Requirements:
a. In the Kepler object classification text, what error rate did the NASA Ames Research Center model achieve when classifying exoplanets?
b. From the Kepler object classification text, print the passage that begins with the words "The input to" and ends with "of the object.".
Text extract start
Introduction:
The problem I choose to solve is to identify the classification of a Kepler object. A Kepler object is a celestial object transiting around a star. The classification of a Kepler object has two outcomes, whether the object is a planet or not. This stood out as a very important problem to tackle because of the following reasons:
- There is a lot of data associated with every Kepler object, which made it a good machine learning problem.
- Scientists around the world spend hundreds of hours to classify an object as a planet. In the process, they also spend the same amount of time to even classify an object as a false positive.
The input to the algorithm is measurements obtained from the Kepler space telescope, I then use Logistic Regression, SVM, Decision Tree, Random Forest to output a predicted classification of the object.
Related Work:
Although applying machine learning to astrophysics is a new concept and the depth of related work in this field is shallow, there were some fantastic works published in this area. Following are the related research works I came across.
The scientists at NASA Ames Research Center have developed a machine learning model to classify planets from 'Threshold crossing event' data. A threshold crossing event (TCE) is a sequence of significant, periodic, planet transit-like features in the light curve of a target star. (McCauliff, et al. 2015). This work was done in 2015 and was the first of a kind in the field of exoplanet classification. They have used decision tree and random forest to create the machine learning models and ultimately achieved an error rate for classifying exoplanets of 2.81%. The most interesting thing about their work is that the techniques presented in their paper has helped scientists to identify new planets in the habitable zone. The main strength in their work is that the scientists who created the model were all astrophysicists with in-depth knowledge in their field. The approach they have selected is completely scientific and only a person of belonging to that field would be able to comprehend and quantify their work. the approach differs from theirs as I concentrated on the dataset and building the model without as much scientific approach, they have put in.
Text extract end
Provided records start
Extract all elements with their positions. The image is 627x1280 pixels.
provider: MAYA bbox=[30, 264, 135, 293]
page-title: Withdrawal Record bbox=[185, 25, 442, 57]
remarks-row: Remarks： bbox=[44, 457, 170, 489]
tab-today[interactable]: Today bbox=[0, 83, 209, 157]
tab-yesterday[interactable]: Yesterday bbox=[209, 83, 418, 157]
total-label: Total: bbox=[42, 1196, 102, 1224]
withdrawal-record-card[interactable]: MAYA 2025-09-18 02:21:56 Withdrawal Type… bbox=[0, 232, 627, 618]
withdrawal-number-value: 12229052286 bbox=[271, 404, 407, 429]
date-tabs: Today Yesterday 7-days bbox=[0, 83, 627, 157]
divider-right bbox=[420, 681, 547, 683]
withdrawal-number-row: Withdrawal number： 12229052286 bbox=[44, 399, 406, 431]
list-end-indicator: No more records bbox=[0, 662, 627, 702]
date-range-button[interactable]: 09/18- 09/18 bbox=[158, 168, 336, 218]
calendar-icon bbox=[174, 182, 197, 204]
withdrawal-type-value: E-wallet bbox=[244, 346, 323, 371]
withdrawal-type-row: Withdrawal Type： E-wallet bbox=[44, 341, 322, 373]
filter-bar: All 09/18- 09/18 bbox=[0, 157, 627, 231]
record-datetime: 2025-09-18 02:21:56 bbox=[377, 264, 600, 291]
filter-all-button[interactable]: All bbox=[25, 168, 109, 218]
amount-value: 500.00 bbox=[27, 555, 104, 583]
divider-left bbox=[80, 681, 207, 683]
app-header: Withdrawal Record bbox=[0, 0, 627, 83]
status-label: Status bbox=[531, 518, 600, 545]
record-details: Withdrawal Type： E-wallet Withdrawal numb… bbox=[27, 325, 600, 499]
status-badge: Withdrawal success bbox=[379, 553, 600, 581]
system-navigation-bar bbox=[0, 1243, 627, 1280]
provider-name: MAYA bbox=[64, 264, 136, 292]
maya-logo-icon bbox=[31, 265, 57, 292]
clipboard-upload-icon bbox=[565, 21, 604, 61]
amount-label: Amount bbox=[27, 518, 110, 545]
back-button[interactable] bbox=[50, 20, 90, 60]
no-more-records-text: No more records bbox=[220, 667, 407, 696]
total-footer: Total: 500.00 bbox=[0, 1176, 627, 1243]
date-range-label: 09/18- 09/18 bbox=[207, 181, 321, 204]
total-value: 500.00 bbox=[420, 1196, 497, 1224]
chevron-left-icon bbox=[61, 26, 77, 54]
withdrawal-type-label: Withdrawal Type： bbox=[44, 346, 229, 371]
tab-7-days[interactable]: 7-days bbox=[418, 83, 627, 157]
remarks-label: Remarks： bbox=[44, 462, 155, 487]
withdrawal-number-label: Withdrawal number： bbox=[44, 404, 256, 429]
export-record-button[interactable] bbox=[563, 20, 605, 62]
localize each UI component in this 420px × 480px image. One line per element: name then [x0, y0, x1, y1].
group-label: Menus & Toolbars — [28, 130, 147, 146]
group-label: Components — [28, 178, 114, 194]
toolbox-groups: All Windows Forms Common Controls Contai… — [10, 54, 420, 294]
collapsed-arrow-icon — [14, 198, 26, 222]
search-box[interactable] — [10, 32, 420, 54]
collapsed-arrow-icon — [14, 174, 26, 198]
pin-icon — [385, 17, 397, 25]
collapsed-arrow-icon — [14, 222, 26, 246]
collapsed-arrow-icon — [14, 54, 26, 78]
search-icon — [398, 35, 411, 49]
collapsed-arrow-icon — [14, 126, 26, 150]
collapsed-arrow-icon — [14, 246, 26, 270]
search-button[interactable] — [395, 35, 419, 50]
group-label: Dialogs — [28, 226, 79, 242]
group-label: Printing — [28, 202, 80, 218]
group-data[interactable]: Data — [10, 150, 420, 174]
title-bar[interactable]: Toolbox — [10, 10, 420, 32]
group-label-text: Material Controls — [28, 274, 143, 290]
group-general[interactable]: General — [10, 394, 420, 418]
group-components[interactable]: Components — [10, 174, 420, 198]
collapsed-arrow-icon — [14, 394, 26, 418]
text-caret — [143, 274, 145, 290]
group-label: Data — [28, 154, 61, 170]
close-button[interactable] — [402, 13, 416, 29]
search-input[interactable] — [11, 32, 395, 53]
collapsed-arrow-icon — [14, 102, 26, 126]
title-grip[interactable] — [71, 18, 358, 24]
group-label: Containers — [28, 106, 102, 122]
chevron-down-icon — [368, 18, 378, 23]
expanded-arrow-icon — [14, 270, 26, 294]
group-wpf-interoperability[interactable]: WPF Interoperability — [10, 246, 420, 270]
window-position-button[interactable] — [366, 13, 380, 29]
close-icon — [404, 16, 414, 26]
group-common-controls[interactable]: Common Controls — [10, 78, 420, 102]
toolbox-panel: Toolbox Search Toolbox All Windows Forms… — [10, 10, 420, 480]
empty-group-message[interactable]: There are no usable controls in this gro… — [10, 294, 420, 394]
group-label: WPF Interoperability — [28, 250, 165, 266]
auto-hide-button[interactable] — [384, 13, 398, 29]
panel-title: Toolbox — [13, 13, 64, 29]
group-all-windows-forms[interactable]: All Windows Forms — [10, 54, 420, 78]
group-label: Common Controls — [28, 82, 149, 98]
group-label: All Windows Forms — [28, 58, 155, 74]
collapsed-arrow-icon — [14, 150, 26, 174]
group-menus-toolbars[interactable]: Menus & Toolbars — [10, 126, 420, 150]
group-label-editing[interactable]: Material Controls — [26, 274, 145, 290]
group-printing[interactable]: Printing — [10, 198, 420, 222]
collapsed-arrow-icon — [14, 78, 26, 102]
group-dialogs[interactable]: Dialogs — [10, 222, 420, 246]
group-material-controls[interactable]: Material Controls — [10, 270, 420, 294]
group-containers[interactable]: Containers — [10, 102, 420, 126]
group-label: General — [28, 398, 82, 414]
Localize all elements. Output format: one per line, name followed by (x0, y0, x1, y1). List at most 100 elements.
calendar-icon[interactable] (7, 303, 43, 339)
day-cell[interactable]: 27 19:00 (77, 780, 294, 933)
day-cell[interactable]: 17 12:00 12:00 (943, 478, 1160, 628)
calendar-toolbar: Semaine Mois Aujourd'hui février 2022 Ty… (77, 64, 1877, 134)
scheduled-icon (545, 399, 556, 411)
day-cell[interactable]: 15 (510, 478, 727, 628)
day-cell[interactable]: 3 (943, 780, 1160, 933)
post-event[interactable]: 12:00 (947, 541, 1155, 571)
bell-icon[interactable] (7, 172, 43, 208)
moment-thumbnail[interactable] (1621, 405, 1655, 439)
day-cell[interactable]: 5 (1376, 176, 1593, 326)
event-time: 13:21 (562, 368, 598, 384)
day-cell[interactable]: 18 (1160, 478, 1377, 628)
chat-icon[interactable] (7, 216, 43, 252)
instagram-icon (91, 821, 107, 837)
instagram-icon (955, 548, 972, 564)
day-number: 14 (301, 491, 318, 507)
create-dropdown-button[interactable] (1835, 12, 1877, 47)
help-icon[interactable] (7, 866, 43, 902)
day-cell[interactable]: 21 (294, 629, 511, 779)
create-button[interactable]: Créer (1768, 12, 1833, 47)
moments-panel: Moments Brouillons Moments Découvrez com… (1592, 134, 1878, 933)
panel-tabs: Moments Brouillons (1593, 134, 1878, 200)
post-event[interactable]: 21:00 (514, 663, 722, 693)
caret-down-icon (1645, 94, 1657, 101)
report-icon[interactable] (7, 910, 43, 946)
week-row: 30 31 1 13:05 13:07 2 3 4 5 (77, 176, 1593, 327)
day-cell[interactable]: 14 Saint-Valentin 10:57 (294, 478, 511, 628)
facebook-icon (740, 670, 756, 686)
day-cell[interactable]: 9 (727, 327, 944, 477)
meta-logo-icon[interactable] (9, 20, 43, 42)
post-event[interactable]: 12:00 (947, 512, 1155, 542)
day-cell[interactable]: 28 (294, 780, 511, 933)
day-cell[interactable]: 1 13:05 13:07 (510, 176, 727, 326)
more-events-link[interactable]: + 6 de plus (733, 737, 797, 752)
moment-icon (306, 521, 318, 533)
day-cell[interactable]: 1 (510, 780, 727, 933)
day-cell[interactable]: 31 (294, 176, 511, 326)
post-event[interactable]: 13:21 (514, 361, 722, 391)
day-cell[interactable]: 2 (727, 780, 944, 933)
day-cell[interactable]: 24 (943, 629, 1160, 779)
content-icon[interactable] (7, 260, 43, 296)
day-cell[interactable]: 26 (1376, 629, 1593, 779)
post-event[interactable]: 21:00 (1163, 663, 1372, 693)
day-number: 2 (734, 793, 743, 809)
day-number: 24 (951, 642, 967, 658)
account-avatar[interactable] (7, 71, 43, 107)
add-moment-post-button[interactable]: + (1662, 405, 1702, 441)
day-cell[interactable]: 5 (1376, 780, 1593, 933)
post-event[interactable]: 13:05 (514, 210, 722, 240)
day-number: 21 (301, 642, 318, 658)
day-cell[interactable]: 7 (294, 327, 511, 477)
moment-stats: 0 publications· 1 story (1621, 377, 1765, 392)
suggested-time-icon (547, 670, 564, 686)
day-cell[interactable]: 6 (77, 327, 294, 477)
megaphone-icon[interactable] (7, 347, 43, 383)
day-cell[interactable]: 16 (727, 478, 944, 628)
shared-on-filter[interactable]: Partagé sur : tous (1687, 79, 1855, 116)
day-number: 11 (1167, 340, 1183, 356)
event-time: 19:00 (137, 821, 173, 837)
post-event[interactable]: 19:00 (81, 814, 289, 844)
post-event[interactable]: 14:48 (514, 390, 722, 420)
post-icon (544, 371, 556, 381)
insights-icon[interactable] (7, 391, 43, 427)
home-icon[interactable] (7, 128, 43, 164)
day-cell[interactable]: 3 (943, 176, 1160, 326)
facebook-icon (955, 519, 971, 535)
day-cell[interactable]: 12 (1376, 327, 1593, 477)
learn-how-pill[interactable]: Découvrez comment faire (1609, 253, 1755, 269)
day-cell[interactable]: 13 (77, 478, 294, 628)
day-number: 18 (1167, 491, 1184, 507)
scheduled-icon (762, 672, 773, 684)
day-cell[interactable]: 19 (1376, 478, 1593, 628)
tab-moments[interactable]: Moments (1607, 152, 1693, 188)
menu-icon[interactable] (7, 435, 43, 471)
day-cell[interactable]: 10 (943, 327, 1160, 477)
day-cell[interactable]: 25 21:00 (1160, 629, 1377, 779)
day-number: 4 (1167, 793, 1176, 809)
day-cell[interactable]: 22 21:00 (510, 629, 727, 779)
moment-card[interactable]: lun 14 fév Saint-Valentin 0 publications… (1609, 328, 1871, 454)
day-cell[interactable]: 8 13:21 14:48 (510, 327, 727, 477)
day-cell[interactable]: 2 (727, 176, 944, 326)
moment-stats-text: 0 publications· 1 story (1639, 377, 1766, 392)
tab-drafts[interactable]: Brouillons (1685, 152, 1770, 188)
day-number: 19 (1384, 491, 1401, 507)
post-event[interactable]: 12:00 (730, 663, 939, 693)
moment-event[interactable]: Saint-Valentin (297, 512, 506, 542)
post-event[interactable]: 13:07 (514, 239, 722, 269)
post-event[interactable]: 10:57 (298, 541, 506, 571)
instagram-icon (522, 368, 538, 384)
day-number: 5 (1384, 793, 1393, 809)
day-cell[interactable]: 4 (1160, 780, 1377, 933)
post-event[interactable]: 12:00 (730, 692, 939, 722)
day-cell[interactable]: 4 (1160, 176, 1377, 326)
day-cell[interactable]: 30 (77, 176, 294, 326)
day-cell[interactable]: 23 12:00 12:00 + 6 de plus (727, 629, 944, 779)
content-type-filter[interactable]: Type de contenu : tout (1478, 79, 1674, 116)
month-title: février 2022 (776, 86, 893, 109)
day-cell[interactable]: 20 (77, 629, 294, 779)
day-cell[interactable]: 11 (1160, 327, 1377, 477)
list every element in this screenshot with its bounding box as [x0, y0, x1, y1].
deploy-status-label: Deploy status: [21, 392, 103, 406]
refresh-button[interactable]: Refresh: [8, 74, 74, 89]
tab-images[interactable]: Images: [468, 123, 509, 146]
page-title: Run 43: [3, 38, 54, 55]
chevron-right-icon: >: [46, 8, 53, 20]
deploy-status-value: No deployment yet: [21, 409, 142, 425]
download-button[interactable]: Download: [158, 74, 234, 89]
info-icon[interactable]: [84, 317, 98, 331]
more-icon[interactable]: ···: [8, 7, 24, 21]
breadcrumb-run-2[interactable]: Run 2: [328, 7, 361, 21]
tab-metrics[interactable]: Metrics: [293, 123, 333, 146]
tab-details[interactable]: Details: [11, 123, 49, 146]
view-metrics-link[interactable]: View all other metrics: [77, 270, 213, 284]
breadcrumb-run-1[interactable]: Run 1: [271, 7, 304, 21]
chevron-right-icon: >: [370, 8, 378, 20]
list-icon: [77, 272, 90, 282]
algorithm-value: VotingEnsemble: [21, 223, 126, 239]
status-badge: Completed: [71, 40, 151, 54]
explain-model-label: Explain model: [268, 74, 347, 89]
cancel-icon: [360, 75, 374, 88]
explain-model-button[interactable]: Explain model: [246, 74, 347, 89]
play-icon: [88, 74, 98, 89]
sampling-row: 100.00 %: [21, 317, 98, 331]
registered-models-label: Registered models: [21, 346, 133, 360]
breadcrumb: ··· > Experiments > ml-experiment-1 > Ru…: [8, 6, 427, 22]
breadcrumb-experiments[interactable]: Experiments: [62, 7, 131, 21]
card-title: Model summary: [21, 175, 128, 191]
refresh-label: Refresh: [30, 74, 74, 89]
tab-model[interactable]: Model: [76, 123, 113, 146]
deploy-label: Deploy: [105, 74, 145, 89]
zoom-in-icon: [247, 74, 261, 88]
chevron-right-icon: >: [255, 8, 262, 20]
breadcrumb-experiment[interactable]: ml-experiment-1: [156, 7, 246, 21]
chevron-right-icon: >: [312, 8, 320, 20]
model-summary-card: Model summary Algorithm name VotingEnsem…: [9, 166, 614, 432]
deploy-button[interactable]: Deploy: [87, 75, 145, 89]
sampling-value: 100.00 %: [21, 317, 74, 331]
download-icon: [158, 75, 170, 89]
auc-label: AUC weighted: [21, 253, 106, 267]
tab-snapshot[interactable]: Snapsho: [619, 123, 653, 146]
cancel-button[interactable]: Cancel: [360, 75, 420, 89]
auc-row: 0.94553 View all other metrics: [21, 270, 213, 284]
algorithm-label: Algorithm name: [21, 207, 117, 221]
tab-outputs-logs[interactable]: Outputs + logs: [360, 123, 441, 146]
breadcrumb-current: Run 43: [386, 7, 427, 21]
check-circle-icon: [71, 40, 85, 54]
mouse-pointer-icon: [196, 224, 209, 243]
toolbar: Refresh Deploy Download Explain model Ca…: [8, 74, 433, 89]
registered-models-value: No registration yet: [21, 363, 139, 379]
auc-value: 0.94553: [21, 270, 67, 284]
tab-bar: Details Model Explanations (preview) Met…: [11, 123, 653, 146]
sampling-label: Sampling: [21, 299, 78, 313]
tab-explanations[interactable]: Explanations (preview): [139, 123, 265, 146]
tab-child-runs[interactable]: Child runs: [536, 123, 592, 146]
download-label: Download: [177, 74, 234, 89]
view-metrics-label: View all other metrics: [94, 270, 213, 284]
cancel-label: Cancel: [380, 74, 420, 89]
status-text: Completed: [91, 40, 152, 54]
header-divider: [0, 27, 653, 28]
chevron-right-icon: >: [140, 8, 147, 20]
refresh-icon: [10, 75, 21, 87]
Provided records end
The solutions:
a. 2.81%

b.
The input to the algorithm is measurements obtained from the Kepler space telescope, I then use Logistic Regression, SVM, Decision Tree, Random Forest to output a predicted classification of the object.